- Given exercise:
How many lines of the data include the string "true"? State the number and nothing else.

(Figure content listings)
===

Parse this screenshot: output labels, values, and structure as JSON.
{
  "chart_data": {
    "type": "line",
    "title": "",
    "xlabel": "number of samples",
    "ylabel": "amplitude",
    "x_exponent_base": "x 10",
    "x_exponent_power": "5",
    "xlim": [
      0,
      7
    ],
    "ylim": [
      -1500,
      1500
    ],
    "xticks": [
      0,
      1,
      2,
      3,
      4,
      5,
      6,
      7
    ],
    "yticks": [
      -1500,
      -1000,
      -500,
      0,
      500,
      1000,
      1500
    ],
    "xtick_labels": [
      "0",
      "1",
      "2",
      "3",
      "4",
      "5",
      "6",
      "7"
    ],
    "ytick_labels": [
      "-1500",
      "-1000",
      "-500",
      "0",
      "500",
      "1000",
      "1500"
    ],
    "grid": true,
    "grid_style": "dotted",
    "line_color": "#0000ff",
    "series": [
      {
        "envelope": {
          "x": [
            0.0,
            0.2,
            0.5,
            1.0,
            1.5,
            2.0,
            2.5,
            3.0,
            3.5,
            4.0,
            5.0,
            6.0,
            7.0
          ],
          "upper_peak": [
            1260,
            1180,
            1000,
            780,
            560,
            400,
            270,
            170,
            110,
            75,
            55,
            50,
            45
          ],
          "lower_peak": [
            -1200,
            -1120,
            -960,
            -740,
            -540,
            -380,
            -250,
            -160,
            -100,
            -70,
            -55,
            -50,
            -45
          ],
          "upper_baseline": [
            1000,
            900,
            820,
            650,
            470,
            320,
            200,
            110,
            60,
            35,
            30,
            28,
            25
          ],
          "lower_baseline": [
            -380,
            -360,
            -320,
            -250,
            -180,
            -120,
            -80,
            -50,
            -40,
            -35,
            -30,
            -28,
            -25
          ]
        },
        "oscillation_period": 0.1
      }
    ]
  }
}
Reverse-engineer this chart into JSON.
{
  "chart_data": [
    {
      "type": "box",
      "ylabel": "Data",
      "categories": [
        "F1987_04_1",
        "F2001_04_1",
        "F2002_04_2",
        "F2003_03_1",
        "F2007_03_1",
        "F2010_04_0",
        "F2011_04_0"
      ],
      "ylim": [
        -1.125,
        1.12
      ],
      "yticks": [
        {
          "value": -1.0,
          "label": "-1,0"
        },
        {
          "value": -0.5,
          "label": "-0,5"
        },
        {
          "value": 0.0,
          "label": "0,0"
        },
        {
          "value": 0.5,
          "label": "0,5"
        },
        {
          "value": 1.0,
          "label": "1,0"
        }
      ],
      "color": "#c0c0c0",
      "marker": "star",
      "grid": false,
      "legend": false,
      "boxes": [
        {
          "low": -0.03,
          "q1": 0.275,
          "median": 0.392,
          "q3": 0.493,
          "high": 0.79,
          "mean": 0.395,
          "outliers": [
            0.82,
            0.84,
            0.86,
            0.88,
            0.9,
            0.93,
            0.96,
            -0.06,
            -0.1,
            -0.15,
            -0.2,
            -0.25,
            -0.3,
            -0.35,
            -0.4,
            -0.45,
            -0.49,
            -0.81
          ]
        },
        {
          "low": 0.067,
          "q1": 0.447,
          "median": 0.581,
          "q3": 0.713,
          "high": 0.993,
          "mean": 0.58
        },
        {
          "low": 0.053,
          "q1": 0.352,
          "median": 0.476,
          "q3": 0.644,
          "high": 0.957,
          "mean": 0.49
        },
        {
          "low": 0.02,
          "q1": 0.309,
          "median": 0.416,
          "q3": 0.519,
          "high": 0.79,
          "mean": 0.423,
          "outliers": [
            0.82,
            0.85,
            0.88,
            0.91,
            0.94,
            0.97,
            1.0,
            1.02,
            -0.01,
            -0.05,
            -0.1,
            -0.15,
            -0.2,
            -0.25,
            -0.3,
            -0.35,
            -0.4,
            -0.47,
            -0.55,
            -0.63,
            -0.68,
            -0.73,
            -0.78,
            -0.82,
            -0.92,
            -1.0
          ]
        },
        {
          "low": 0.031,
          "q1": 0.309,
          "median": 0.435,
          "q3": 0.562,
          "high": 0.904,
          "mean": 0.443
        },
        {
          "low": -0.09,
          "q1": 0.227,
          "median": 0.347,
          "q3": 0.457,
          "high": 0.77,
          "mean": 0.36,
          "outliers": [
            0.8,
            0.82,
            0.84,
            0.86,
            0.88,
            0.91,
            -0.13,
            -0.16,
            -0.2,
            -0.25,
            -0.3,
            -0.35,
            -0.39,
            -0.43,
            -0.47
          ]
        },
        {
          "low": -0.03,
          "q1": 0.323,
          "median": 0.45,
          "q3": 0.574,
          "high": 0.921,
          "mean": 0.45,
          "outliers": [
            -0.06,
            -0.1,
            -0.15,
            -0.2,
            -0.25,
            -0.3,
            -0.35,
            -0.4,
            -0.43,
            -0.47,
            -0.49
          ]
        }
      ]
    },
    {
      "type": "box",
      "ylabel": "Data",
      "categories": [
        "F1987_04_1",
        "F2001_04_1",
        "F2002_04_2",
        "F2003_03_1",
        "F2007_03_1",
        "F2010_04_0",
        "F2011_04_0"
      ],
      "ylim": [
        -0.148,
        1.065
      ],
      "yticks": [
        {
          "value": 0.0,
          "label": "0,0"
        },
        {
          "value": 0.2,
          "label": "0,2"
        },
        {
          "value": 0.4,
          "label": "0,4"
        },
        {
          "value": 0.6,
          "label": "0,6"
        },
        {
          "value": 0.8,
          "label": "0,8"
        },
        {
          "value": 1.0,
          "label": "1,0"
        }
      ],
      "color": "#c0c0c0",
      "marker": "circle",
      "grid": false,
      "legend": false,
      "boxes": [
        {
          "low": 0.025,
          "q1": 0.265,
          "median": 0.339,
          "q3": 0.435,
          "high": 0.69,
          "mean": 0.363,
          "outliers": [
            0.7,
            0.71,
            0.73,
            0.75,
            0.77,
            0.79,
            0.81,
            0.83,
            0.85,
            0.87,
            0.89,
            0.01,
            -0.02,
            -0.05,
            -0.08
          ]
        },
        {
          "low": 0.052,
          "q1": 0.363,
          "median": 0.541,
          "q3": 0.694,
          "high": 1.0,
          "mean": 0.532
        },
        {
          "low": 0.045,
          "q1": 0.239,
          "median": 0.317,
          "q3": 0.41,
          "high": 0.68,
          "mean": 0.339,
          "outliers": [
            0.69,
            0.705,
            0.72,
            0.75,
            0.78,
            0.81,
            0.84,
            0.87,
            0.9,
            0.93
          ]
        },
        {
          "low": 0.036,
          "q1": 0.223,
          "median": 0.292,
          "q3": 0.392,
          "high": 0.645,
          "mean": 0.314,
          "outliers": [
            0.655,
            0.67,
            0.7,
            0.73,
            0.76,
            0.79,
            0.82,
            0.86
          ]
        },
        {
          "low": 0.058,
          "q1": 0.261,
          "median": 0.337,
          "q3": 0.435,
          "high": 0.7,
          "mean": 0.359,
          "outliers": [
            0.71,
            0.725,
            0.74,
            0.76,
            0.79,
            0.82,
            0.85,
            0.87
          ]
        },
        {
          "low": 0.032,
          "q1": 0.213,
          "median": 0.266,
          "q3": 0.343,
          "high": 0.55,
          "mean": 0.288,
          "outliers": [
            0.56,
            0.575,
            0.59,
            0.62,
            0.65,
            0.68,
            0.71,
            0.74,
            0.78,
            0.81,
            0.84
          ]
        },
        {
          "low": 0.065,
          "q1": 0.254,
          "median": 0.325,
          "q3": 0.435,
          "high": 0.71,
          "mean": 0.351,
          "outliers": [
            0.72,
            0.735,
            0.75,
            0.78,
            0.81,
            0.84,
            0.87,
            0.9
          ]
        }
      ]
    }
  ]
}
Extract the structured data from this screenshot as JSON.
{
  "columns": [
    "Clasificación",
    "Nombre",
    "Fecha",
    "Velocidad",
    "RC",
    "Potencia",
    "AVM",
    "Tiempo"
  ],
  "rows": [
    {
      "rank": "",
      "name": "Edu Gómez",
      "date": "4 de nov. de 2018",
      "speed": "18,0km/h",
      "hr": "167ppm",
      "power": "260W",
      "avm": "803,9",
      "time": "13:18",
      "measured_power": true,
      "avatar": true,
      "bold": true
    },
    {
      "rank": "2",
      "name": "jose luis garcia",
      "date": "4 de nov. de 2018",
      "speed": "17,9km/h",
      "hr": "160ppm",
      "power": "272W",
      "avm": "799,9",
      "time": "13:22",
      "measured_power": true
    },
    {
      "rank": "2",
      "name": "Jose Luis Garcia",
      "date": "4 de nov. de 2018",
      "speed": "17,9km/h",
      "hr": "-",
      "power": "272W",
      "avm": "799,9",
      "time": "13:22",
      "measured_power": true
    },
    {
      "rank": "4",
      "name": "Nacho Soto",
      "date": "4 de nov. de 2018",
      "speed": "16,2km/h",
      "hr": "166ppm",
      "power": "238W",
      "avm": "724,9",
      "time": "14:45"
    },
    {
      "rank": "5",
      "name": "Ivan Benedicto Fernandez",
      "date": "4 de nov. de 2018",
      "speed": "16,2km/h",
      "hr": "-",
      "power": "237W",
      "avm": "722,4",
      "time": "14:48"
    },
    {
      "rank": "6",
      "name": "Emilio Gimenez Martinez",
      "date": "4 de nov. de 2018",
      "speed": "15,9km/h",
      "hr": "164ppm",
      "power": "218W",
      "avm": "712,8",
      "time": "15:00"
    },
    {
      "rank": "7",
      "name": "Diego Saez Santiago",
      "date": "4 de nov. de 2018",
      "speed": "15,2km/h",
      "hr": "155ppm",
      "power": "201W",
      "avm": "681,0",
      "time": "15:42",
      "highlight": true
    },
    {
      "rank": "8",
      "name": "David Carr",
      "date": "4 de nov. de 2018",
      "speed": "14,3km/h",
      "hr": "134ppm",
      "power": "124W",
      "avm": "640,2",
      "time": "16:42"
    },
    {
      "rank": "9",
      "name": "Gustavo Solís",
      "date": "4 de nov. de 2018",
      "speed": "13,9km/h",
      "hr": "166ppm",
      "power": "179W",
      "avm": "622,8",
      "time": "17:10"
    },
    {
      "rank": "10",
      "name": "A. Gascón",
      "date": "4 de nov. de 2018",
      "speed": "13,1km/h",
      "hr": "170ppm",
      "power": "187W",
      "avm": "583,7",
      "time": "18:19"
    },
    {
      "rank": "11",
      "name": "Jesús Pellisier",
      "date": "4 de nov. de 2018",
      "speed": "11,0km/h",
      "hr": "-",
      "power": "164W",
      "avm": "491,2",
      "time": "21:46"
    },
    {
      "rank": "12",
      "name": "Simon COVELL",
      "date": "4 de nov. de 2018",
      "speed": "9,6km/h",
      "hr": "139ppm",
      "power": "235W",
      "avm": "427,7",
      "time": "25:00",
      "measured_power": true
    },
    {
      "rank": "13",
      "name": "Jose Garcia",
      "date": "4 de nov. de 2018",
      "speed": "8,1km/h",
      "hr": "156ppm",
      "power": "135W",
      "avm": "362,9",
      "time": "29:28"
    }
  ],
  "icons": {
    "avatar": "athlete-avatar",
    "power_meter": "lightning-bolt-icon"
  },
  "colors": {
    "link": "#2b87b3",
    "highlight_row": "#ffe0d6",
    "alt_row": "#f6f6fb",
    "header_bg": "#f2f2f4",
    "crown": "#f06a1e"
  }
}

===

- Answer:
8